— start of Material provided —
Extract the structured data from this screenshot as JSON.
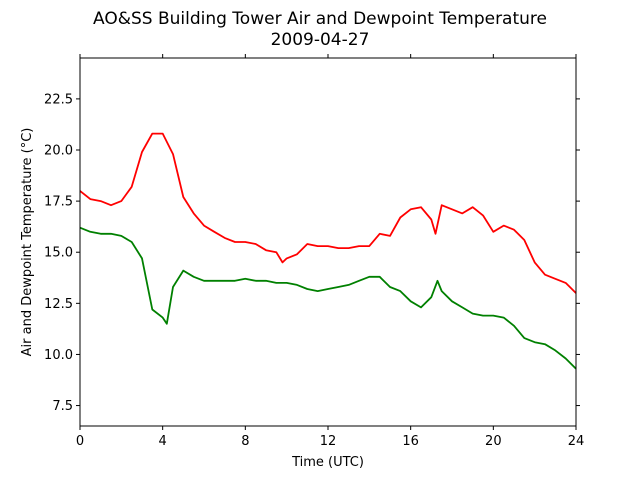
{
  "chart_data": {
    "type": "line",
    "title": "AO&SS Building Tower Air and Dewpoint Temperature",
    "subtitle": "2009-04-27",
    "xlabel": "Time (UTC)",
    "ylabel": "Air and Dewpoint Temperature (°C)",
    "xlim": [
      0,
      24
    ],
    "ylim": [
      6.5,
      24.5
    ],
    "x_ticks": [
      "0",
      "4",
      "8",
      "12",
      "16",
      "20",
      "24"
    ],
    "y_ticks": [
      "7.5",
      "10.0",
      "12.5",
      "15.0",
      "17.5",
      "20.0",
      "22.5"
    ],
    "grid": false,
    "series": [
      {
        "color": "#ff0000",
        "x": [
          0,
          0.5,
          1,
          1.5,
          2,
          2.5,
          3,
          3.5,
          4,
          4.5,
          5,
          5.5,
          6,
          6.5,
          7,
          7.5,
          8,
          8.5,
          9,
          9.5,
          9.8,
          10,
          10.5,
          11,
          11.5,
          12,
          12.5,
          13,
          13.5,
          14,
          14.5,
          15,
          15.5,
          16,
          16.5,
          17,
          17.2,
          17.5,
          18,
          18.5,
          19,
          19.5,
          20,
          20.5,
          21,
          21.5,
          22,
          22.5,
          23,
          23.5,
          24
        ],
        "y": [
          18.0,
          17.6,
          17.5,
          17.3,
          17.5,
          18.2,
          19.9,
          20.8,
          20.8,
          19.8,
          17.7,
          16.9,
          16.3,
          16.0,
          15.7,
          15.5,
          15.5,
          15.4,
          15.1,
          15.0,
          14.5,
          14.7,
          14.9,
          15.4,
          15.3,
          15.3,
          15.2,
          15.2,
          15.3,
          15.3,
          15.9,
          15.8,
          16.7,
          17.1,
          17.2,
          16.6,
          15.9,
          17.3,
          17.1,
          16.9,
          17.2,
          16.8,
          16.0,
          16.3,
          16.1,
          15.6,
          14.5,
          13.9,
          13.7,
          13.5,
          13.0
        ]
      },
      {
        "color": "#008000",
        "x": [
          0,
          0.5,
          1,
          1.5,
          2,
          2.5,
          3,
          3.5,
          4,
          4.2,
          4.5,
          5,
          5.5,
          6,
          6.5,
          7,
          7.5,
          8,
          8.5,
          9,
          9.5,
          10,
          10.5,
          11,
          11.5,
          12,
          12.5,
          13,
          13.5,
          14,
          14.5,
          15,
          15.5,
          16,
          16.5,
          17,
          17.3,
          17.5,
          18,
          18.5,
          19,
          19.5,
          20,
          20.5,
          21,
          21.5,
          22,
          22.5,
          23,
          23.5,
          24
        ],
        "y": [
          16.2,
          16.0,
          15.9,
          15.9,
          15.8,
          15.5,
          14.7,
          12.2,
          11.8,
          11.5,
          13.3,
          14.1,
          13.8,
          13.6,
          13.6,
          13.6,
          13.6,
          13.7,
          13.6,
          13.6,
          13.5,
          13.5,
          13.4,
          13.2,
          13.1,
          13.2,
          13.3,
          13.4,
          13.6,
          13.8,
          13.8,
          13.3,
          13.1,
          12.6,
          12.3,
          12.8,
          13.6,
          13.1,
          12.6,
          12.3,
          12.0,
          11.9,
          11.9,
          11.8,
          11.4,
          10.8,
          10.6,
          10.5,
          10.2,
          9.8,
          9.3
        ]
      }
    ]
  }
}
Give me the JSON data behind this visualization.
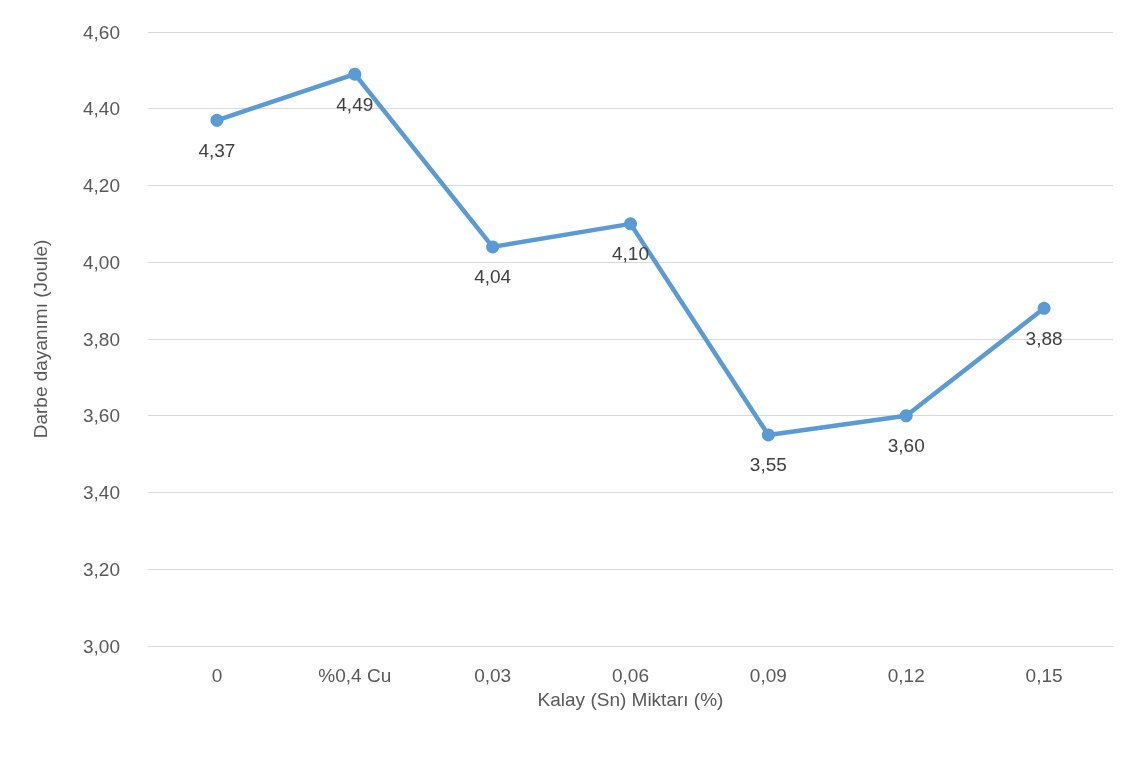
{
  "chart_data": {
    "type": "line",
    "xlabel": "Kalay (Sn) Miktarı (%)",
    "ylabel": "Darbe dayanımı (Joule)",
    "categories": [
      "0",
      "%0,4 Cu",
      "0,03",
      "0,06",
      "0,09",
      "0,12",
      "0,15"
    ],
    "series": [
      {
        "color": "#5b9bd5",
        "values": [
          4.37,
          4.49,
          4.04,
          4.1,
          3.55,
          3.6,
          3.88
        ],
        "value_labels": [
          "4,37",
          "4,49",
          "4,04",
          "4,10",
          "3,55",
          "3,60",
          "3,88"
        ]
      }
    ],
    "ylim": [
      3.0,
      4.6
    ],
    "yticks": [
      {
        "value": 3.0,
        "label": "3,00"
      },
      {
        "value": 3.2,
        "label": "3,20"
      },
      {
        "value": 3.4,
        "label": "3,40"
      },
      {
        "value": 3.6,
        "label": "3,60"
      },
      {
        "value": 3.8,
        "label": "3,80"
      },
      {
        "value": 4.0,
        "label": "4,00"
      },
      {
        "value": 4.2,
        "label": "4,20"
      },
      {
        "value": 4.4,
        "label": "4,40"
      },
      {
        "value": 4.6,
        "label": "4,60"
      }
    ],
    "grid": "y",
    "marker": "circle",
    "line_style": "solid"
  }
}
— end of Material provided —
● Instructions for the task: Pull every line containing the word "JSON" out of the material.

● Result below:
Extract the structured data from this screenshot as JSON.
Give me the JSON data behind this visualization.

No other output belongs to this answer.